→ **What is asked**
Lines holding the string "true" are the ones to copy; find them all in the data.

→ **Stored rows**
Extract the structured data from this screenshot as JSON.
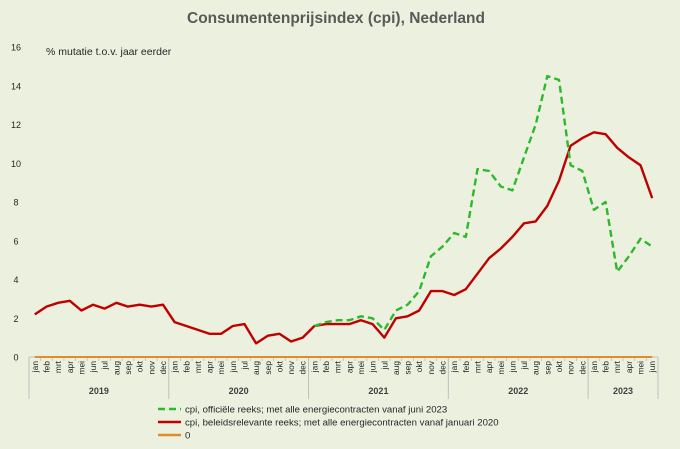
{
  "chart_data": {
    "type": "line",
    "title": "Consumentenprijsindex (cpi), Nederland",
    "unit_label": "% mutatie t.o.v. jaar eerder",
    "ylim": [
      0,
      16
    ],
    "yticks": [
      0,
      2,
      4,
      6,
      8,
      10,
      12,
      14,
      16
    ],
    "months": [
      "jan",
      "feb",
      "mrt",
      "apr",
      "mei",
      "jun",
      "jul",
      "aug",
      "sep",
      "okt",
      "nov",
      "dec",
      "jan",
      "feb",
      "mrt",
      "apr",
      "mei",
      "jun",
      "jul",
      "aug",
      "sep",
      "okt",
      "nov",
      "dec",
      "jan",
      "feb",
      "mrt",
      "apr",
      "mei",
      "jun",
      "jul",
      "aug",
      "sep",
      "okt",
      "nov",
      "dec",
      "jan",
      "feb",
      "mrt",
      "apr",
      "mei",
      "jun",
      "jul",
      "aug",
      "sep",
      "okt",
      "nov",
      "dec",
      "jan",
      "feb",
      "mrt",
      "apr",
      "mei",
      "jun"
    ],
    "years": [
      {
        "label": "2019",
        "start": 0,
        "count": 12
      },
      {
        "label": "2020",
        "start": 12,
        "count": 12
      },
      {
        "label": "2021",
        "start": 24,
        "count": 12
      },
      {
        "label": "2022",
        "start": 36,
        "count": 12
      },
      {
        "label": "2023",
        "start": 48,
        "count": 6
      }
    ],
    "series": [
      {
        "name": "cpi, officiële reeks; met alle energiecontracten vanaf juni 2023",
        "color": "#2eb82e",
        "style": "dashed",
        "start_index": 24,
        "values": [
          1.6,
          1.8,
          1.9,
          1.9,
          2.1,
          2.0,
          1.4,
          2.4,
          2.7,
          3.4,
          5.2,
          5.7,
          6.4,
          6.2,
          9.7,
          9.6,
          8.8,
          8.6,
          10.3,
          12.0,
          14.5,
          14.3,
          9.9,
          9.6,
          7.6,
          8.0,
          4.4,
          5.2,
          6.1,
          5.7
        ]
      },
      {
        "name": "cpi, beleidsrelevante reeks; met alle energiecontracten vanaf januari 2020",
        "color": "#c00000",
        "style": "solid",
        "start_index": 0,
        "values": [
          2.2,
          2.6,
          2.8,
          2.9,
          2.4,
          2.7,
          2.5,
          2.8,
          2.6,
          2.7,
          2.6,
          2.7,
          1.8,
          1.6,
          1.4,
          1.2,
          1.2,
          1.6,
          1.7,
          0.7,
          1.1,
          1.2,
          0.8,
          1.0,
          1.6,
          1.7,
          1.7,
          1.7,
          1.9,
          1.7,
          1.0,
          2.0,
          2.1,
          2.4,
          3.4,
          3.4,
          3.2,
          3.5,
          4.3,
          5.1,
          5.6,
          6.2,
          6.9,
          7.0,
          7.8,
          9.1,
          10.9,
          11.3,
          11.6,
          11.5,
          10.8,
          10.3,
          9.9,
          8.2
        ]
      },
      {
        "name": "0",
        "color": "#e38b2c",
        "style": "solid",
        "start_index": 0,
        "values": [
          0,
          0,
          0,
          0,
          0,
          0,
          0,
          0,
          0,
          0,
          0,
          0,
          0,
          0,
          0,
          0,
          0,
          0,
          0,
          0,
          0,
          0,
          0,
          0,
          0,
          0,
          0,
          0,
          0,
          0,
          0,
          0,
          0,
          0,
          0,
          0,
          0,
          0,
          0,
          0,
          0,
          0,
          0,
          0,
          0,
          0,
          0,
          0,
          0,
          0,
          0,
          0,
          0,
          0
        ]
      }
    ]
  }
}
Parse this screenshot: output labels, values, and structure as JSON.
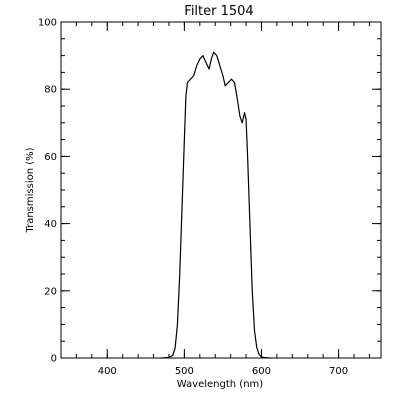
{
  "chart_data": {
    "type": "line",
    "title": "Filter 1504",
    "xlabel": "Wavelength (nm)",
    "ylabel": "Transmission (%)",
    "xlim": [
      340,
      755
    ],
    "ylim": [
      0,
      100
    ],
    "x_ticks": [
      400,
      500,
      600,
      700
    ],
    "y_ticks": [
      0,
      20,
      40,
      60,
      80,
      100
    ],
    "x_minor_step": 20,
    "y_minor_step": 5,
    "grid": false,
    "series": [
      {
        "values": [
          [
            470,
            0.0
          ],
          [
            480,
            0.2
          ],
          [
            485,
            0.8
          ],
          [
            488,
            3
          ],
          [
            491,
            10
          ],
          [
            494,
            25
          ],
          [
            497,
            45
          ],
          [
            500,
            65
          ],
          [
            502,
            78
          ],
          [
            504,
            82
          ],
          [
            508,
            83
          ],
          [
            512,
            84
          ],
          [
            516,
            87
          ],
          [
            520,
            89
          ],
          [
            524,
            90
          ],
          [
            528,
            88
          ],
          [
            532,
            86
          ],
          [
            535,
            89
          ],
          [
            538,
            91
          ],
          [
            542,
            90
          ],
          [
            546,
            87
          ],
          [
            550,
            84
          ],
          [
            553,
            81
          ],
          [
            557,
            82
          ],
          [
            561,
            83
          ],
          [
            565,
            82
          ],
          [
            568,
            78
          ],
          [
            572,
            72
          ],
          [
            575,
            70
          ],
          [
            578,
            73
          ],
          [
            580,
            71
          ],
          [
            582,
            60
          ],
          [
            585,
            40
          ],
          [
            588,
            20
          ],
          [
            591,
            8
          ],
          [
            594,
            3
          ],
          [
            597,
            1
          ],
          [
            600,
            0.3
          ],
          [
            605,
            0.1
          ],
          [
            612,
            0.0
          ]
        ]
      }
    ]
  }
}
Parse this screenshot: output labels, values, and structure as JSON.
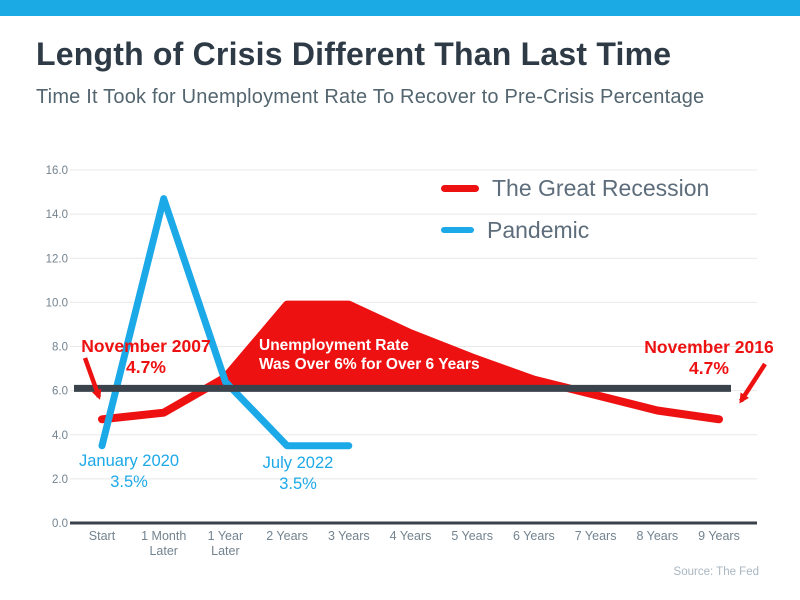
{
  "header": {
    "title": "Length of Crisis Different Than Last Time",
    "subtitle": "Time It Took for Unemployment Rate To Recover to Pre-Crisis Percentage"
  },
  "legend": [
    {
      "label": "The Great Recession",
      "color": "#ee1111"
    },
    {
      "label": "Pandemic",
      "color": "#1ca9e8"
    }
  ],
  "chart_data": {
    "type": "line",
    "categories": [
      "Start",
      "1 Month\nLater",
      "1 Year\nLater",
      "2 Years",
      "3 Years",
      "4 Years",
      "5 Years",
      "6 Years",
      "7 Years",
      "8 Years",
      "9 Years"
    ],
    "series": [
      {
        "name": "The Great Recession",
        "color": "#ee1111",
        "fill_above_reference": true,
        "values": [
          4.7,
          5.0,
          6.6,
          9.9,
          9.9,
          8.6,
          7.5,
          6.5,
          5.8,
          5.1,
          4.7
        ]
      },
      {
        "name": "Pandemic",
        "color": "#1ca9e8",
        "fill_above_reference": false,
        "values": [
          3.5,
          14.7,
          6.4,
          3.5,
          3.5,
          null,
          null,
          null,
          null,
          null,
          null
        ]
      }
    ],
    "ylim": [
      0,
      16
    ],
    "ytick_step": 2,
    "ytick_format": "one-decimal",
    "reference_line": {
      "value": 6.1,
      "color": "#3a424b"
    },
    "grid": true,
    "legend_position": "top-right"
  },
  "annotations": {
    "nov2007": {
      "line1": "November 2007",
      "line2": "4.7%",
      "color": "red"
    },
    "nov2016": {
      "line1": "November 2016",
      "line2": "4.7%",
      "color": "red"
    },
    "jan2020": {
      "line1": "January 2020",
      "line2": "3.5%",
      "color": "blue"
    },
    "jul2022": {
      "line1": "July 2022",
      "line2": "3.5%",
      "color": "blue"
    },
    "note": {
      "line1": "Unemployment Rate",
      "line2": "Was Over 6% for Over 6 Years",
      "color": "white"
    }
  },
  "source": "Source: The Fed",
  "colors": {
    "red": "#ee1111",
    "blue": "#1ca9e8",
    "top_bar": "#1caae5",
    "title": "#2e3b47",
    "subtitle": "#53656f",
    "legend_text": "#5d6d7b",
    "axis_text": "#73838f",
    "grid": "#e8e8e8",
    "axis_line": "#39424a",
    "reference_line": "#3a424b",
    "source_text": "#a9b6c0"
  }
}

→ **The output**
        "fill_above_reference": true,
    "grid": true,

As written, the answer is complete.